Quote, verbatim, all material below, without pictures.

•••

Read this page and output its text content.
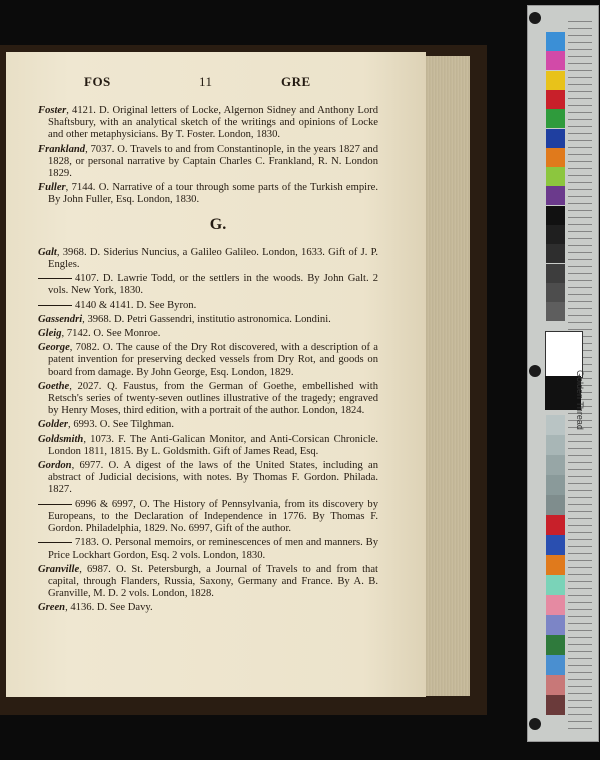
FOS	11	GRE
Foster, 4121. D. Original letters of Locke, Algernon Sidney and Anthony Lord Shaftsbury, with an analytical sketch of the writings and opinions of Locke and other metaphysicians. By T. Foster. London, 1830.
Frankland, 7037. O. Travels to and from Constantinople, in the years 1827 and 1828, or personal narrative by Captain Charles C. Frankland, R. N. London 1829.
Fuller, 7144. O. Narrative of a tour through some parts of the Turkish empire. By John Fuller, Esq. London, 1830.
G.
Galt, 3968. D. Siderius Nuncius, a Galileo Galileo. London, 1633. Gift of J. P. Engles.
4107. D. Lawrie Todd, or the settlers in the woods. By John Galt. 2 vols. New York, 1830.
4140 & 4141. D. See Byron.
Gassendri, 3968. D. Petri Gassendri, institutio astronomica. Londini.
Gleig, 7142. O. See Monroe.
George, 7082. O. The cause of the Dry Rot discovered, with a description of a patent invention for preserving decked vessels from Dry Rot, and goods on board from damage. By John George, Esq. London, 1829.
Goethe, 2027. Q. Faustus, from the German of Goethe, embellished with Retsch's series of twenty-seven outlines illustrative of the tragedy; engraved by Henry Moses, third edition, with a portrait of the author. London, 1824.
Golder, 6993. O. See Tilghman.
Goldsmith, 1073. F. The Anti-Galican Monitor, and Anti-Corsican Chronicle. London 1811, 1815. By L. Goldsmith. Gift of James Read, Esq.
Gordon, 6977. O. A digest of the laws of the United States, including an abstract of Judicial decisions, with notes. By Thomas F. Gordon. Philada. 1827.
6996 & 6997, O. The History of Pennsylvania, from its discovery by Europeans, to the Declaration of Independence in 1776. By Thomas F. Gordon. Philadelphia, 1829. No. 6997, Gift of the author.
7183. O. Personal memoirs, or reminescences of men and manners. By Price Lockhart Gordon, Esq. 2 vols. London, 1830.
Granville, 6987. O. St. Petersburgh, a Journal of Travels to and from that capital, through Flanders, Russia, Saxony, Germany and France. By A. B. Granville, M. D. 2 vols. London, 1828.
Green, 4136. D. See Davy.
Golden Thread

•••

▶ [CORRECT ANSWER]
Read this page and output its text content.
FOS	11	GRE
Foster, 4121. D. Original letters of Locke, Algernon Sidney and Anthony Lord Shaftsbury, with an analytical sketch of the writings and opinions of Locke and other metaphysicians. By T. Foster. London, 1830.
Frankland, 7037. O. Travels to and from Constantinople, in the years 1827 and 1828, or personal narrative by Captain Charles C. Frankland, R. N. London 1829.
Fuller, 7144. O. Narrative of a tour through some parts of the Turkish empire. By John Fuller, Esq. London, 1830.
G.
Galt, 3968. D. Siderius Nuncius, a Galileo Galileo. London, 1633. Gift of J. P. Engles.
4107. D. Lawrie Todd, or the settlers in the woods. By John Galt. 2 vols. New York, 1830.
4140 & 4141. D. See Byron.
Gassendri, 3968. D. Petri Gassendri, institutio astronomica. Londini.
Gleig, 7142. O. See Monroe.
George, 7082. O. The cause of the Dry Rot discovered, with a description of a patent invention for preserving decked vessels from Dry Rot, and goods on board from damage. By John George, Esq. London, 1829.
Goethe, 2027. Q. Faustus, from the German of Goethe, embellished with Retsch's series of twenty-seven outlines illustrative of the tragedy; engraved by Henry Moses, third edition, with a portrait of the author. London, 1824.
Golder, 6993. O. See Tilghman.
Goldsmith, 1073. F. The Anti-Galican Monitor, and Anti-Corsican Chronicle. London 1811, 1815. By L. Goldsmith. Gift of James Read, Esq.
Gordon, 6977. O. A digest of the laws of the United States, including an abstract of Judicial decisions, with notes. By Thomas F. Gordon. Philada. 1827.
6996 & 6997, O. The History of Pennsylvania, from its discovery by Europeans, to the Declaration of Independence in 1776. By Thomas F. Gordon. Philadelphia, 1829. No. 6997, Gift of the author.
7183. O. Personal memoirs, or reminescences of men and manners. By Price Lockhart Gordon, Esq. 2 vols. London, 1830.
Granville, 6987. O. St. Petersburgh, a Journal of Travels to and from that capital, through Flanders, Russia, Saxony, Germany and France. By A. B. Granville, M. D. 2 vols. London, 1828.
Green, 4136. D. See Davy.
Golden Thread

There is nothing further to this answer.